> WHAT IS EXPECTED
Copy out, exactly as given, every line from the line with "Enumerate this screenshot's" to the end of the listing, both of those lines included.

━━━━━ SUPPLIED MATERIAL

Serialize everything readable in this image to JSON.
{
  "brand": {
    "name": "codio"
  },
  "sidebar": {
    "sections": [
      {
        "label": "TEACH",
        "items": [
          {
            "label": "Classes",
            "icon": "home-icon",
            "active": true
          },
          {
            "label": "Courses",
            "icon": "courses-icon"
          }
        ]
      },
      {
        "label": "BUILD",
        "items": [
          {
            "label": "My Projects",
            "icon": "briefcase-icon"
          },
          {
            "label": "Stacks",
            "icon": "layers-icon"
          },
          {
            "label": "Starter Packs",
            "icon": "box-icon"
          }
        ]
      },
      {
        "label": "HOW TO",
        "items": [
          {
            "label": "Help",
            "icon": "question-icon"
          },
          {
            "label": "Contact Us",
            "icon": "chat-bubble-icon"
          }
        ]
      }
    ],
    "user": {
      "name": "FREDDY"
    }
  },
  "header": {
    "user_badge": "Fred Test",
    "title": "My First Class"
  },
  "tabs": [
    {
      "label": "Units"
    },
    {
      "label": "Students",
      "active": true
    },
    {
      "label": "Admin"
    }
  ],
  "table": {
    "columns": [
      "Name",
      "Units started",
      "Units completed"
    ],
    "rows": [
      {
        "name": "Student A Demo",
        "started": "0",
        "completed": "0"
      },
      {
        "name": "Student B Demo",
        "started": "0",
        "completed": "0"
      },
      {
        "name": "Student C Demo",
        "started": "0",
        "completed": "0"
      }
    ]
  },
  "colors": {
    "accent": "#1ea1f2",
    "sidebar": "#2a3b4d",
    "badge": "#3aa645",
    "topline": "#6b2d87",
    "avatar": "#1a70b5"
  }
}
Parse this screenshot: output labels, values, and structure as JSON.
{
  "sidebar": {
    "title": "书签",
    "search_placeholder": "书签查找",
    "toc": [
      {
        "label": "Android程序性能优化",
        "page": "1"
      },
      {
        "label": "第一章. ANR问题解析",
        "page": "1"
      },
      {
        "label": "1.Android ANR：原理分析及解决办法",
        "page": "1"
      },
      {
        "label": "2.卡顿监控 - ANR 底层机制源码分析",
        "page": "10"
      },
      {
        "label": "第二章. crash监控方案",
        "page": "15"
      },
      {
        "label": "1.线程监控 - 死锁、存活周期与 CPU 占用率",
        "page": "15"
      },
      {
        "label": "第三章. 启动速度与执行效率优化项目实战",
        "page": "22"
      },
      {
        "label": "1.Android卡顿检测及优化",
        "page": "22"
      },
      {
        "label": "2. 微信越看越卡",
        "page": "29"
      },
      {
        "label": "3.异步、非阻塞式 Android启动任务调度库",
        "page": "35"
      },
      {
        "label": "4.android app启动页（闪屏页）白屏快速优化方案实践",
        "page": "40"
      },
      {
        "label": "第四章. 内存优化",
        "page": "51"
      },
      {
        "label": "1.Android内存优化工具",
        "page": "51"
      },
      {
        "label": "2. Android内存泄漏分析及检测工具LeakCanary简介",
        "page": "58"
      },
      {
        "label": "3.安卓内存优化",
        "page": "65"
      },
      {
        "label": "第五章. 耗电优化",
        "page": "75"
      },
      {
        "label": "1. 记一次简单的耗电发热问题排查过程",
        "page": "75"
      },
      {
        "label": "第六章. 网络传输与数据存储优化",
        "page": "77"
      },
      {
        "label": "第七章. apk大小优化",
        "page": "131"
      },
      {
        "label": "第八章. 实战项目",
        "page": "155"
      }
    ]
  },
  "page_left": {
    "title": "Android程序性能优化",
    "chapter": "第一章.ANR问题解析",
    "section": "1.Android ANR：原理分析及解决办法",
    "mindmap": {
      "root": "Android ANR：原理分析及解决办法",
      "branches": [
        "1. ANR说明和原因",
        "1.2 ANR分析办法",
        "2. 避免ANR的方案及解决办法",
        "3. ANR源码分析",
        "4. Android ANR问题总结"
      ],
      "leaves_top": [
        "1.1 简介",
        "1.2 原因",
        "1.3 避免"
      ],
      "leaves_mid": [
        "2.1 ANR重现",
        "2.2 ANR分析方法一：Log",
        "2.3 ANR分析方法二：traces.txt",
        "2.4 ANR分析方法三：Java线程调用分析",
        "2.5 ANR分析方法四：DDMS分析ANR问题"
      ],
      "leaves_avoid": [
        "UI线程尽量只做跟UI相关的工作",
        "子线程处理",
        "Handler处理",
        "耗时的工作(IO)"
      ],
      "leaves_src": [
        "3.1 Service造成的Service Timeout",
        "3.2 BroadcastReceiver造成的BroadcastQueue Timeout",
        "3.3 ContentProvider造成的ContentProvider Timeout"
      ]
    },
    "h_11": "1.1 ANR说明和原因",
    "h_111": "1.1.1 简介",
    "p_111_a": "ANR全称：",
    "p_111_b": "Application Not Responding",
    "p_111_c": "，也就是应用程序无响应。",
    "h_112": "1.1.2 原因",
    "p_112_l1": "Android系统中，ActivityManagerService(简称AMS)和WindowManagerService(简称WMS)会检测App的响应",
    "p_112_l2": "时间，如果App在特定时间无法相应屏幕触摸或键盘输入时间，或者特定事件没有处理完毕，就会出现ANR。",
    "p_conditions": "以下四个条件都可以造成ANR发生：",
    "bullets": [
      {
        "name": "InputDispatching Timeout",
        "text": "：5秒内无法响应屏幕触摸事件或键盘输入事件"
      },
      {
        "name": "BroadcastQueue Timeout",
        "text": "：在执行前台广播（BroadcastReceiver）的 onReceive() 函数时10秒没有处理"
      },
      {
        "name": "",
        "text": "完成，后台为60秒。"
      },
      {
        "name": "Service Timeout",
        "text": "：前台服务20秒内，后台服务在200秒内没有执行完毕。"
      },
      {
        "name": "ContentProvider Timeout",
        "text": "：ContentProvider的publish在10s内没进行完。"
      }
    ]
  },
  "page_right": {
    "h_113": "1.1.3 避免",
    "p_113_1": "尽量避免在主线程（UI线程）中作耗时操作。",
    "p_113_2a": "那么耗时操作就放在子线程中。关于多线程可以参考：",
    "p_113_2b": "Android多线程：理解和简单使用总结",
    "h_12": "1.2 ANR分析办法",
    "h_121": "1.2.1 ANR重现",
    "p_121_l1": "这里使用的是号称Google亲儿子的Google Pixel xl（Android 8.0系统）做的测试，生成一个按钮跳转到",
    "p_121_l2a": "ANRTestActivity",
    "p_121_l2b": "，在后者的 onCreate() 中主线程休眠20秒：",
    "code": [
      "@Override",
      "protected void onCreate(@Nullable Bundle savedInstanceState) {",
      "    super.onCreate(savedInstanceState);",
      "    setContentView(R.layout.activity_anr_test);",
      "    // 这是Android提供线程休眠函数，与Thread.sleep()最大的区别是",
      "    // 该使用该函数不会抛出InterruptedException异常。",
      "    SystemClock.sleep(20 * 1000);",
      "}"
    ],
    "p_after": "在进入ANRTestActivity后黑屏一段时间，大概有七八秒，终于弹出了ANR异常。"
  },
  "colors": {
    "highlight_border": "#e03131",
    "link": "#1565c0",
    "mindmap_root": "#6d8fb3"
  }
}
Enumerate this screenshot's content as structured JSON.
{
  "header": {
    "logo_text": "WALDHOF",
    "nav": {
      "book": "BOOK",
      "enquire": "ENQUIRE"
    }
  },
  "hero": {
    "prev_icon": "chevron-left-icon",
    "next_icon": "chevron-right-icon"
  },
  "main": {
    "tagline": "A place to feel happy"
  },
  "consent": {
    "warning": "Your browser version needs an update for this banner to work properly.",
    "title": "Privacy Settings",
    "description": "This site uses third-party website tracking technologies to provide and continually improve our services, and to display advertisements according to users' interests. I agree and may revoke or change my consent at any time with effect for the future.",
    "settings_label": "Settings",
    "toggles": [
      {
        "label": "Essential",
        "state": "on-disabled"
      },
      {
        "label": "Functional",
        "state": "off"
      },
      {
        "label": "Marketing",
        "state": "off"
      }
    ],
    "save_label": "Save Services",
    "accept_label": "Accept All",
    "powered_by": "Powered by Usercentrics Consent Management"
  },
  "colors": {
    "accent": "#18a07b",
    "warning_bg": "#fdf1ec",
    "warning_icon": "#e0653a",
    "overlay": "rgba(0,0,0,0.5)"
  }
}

━━━━━━━━━━

> RESULT OF THE TASK
Enumerate this screenshot's content as structured JSON.
{
  "header": {
    "logo_text": "WALDHOF",
    "nav": {
      "book": "BOOK",
      "enquire": "ENQUIRE"
    }
  },
  "hero": {
    "prev_icon": "chevron-left-icon",
    "next_icon": "chevron-right-icon"
  },
  "main": {
    "tagline": "A place to feel happy"
  },
  "consent": {
    "warning": "Your browser version needs an update for this banner to work properly.",
    "title": "Privacy Settings",
    "description": "This site uses third-party website tracking technologies to provide and continually improve our services, and to display advertisements according to users' interests. I agree and may revoke or change my consent at any time with effect for the future.",
    "settings_label": "Settings",
    "toggles": [
      {
        "label": "Essential",
        "state": "on-disabled"
      },
      {
        "label": "Functional",
        "state": "off"
      },
      {
        "label": "Marketing",
        "state": "off"
      }
    ],
    "save_label": "Save Services",
    "accept_label": "Accept All",
    "powered_by": "Powered by Usercentrics Consent Management"
  },
  "colors": {
    "accent": "#18a07b",
    "warning_bg": "#fdf1ec",
    "warning_icon": "#e0653a",
    "overlay": "rgba(0,0,0,0.5)"
  }
}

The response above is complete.